DESCRIPTION OF THE TASK:
From the records below, pull each line that has "products".

(Rows from a dataset)
· · · · ·
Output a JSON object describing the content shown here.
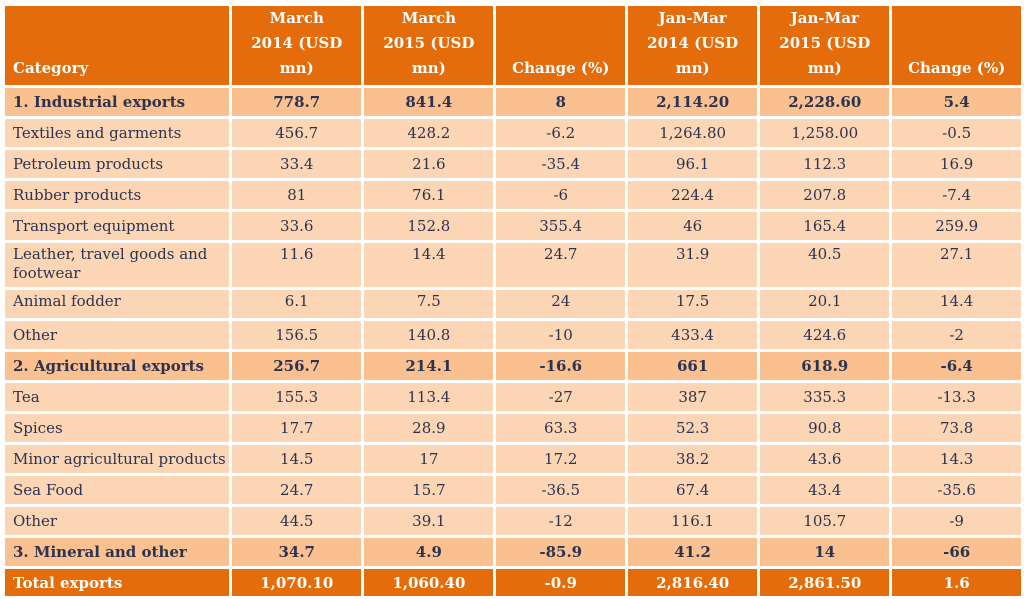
{
  "headers": {
    "category": "Category",
    "col1": [
      "March",
      "2014 (USD mn)"
    ],
    "col2": [
      "March",
      "2015 (USD mn)"
    ],
    "col3": [
      "",
      "Change (%)"
    ],
    "col4": [
      "Jan-Mar",
      "2014 (USD mn)"
    ],
    "col5": [
      "Jan-Mar",
      "2015 (USD mn)"
    ],
    "col6": [
      "",
      "Change (%)"
    ]
  },
  "rows": [
    {
      "label": "1. Industrial exports",
      "values": [
        "778.7",
        "841.4",
        "8",
        "2,114.20",
        "2,228.60",
        "5.4"
      ]
    },
    {
      "label": "Textiles and garments",
      "values": [
        "456.7",
        "428.2",
        "-6.2",
        "1,264.80",
        "1,258.00",
        "-0.5"
      ]
    },
    {
      "label": "Petroleum products",
      "values": [
        "33.4",
        "21.6",
        "-35.4",
        "96.1",
        "112.3",
        "16.9"
      ]
    },
    {
      "label": "Rubber products",
      "values": [
        "81",
        "76.1",
        "-6",
        "224.4",
        "207.8",
        "-7.4"
      ]
    },
    {
      "label": "Transport equipment",
      "values": [
        "33.6",
        "152.8",
        "355.4",
        "46",
        "165.4",
        "259.9"
      ]
    },
    {
      "label": "Leather, travel goods and footwear",
      "values": [
        "11.6",
        "14.4",
        "24.7",
        "31.9",
        "40.5",
        "27.1"
      ]
    },
    {
      "label": "Animal fodder",
      "values": [
        "6.1",
        "7.5",
        "24",
        "17.5",
        "20.1",
        "14.4"
      ]
    },
    {
      "label": "Other",
      "values": [
        "156.5",
        "140.8",
        "-10",
        "433.4",
        "424.6",
        "-2"
      ]
    },
    {
      "label": "2. Agricultural exports",
      "values": [
        "256.7",
        "214.1",
        "-16.6",
        "661",
        "618.9",
        "-6.4"
      ]
    },
    {
      "label": "Tea",
      "values": [
        "155.3",
        "113.4",
        "-27",
        "387",
        "335.3",
        "-13.3"
      ]
    },
    {
      "label": "Spices",
      "values": [
        "17.7",
        "28.9",
        "63.3",
        "52.3",
        "90.8",
        "73.8"
      ]
    },
    {
      "label": "Minor agricultural products",
      "values": [
        "14.5",
        "17",
        "17.2",
        "38.2",
        "43.6",
        "14.3"
      ]
    },
    {
      "label": "Sea Food",
      "values": [
        "24.7",
        "15.7",
        "-36.5",
        "67.4",
        "43.4",
        "-35.6"
      ]
    },
    {
      "label": "Other",
      "values": [
        "44.5",
        "39.1",
        "-12",
        "116.1",
        "105.7",
        "-9"
      ]
    },
    {
      "label": "3. Mineral and other",
      "values": [
        "34.7",
        "4.9",
        "-85.9",
        "41.2",
        "14",
        "-66"
      ]
    },
    {
      "label": "Total exports",
      "values": [
        "1,070.10",
        "1,060.40",
        "-0.9",
        "2,816.40",
        "2,861.50",
        "1.6"
      ]
    }
  ],
  "colors": {
    "header": "#e46c0a",
    "section": "#fac090",
    "row": "#fcd5b4",
    "text": "#2c3350"
  }
}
· · · · ·
WRITTEN RESPONSE:
      "label": "Petroleum products",
      "label": "Rubber products",
      "label": "Minor agricultural products",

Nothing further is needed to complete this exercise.